> [TO DO]: The records that follow must be repeated verbatim, every one of them.

--- START OF MATERIAL ---

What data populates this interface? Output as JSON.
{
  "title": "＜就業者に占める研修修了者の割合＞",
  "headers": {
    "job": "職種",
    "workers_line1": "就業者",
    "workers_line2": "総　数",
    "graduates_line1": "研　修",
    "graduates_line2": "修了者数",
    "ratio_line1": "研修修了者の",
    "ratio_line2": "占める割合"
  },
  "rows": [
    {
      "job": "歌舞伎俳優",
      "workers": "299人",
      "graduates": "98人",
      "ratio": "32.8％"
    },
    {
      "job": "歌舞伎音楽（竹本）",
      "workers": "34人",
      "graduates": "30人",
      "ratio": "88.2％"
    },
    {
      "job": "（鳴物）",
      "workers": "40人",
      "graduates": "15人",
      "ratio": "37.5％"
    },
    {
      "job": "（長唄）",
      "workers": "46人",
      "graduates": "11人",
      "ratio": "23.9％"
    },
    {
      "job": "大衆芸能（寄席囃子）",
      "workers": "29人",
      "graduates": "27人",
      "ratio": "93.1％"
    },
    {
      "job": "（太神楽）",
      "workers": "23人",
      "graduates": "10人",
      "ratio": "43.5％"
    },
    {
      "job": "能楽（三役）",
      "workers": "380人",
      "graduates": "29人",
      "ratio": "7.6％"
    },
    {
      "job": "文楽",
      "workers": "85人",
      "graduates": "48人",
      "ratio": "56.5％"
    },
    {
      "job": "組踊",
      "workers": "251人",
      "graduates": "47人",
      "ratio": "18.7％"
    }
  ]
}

--- END OF MATERIAL ---

> [EXERCISE RESPONSE]:
What data populates this interface? Output as JSON.
{
  "title": "＜就業者に占める研修修了者の割合＞",
  "headers": {
    "job": "職種",
    "workers_line1": "就業者",
    "workers_line2": "総　数",
    "graduates_line1": "研　修",
    "graduates_line2": "修了者数",
    "ratio_line1": "研修修了者の",
    "ratio_line2": "占める割合"
  },
  "rows": [
    {
      "job": "歌舞伎俳優",
      "workers": "299人",
      "graduates": "98人",
      "ratio": "32.8％"
    },
    {
      "job": "歌舞伎音楽（竹本）",
      "workers": "34人",
      "graduates": "30人",
      "ratio": "88.2％"
    },
    {
      "job": "（鳴物）",
      "workers": "40人",
      "graduates": "15人",
      "ratio": "37.5％"
    },
    {
      "job": "（長唄）",
      "workers": "46人",
      "graduates": "11人",
      "ratio": "23.9％"
    },
    {
      "job": "大衆芸能（寄席囃子）",
      "workers": "29人",
      "graduates": "27人",
      "ratio": "93.1％"
    },
    {
      "job": "（太神楽）",
      "workers": "23人",
      "graduates": "10人",
      "ratio": "43.5％"
    },
    {
      "job": "能楽（三役）",
      "workers": "380人",
      "graduates": "29人",
      "ratio": "7.6％"
    },
    {
      "job": "文楽",
      "workers": "85人",
      "graduates": "48人",
      "ratio": "56.5％"
    },
    {
      "job": "組踊",
      "workers": "251人",
      "graduates": "47人",
      "ratio": "18.7％"
    }
  ]
}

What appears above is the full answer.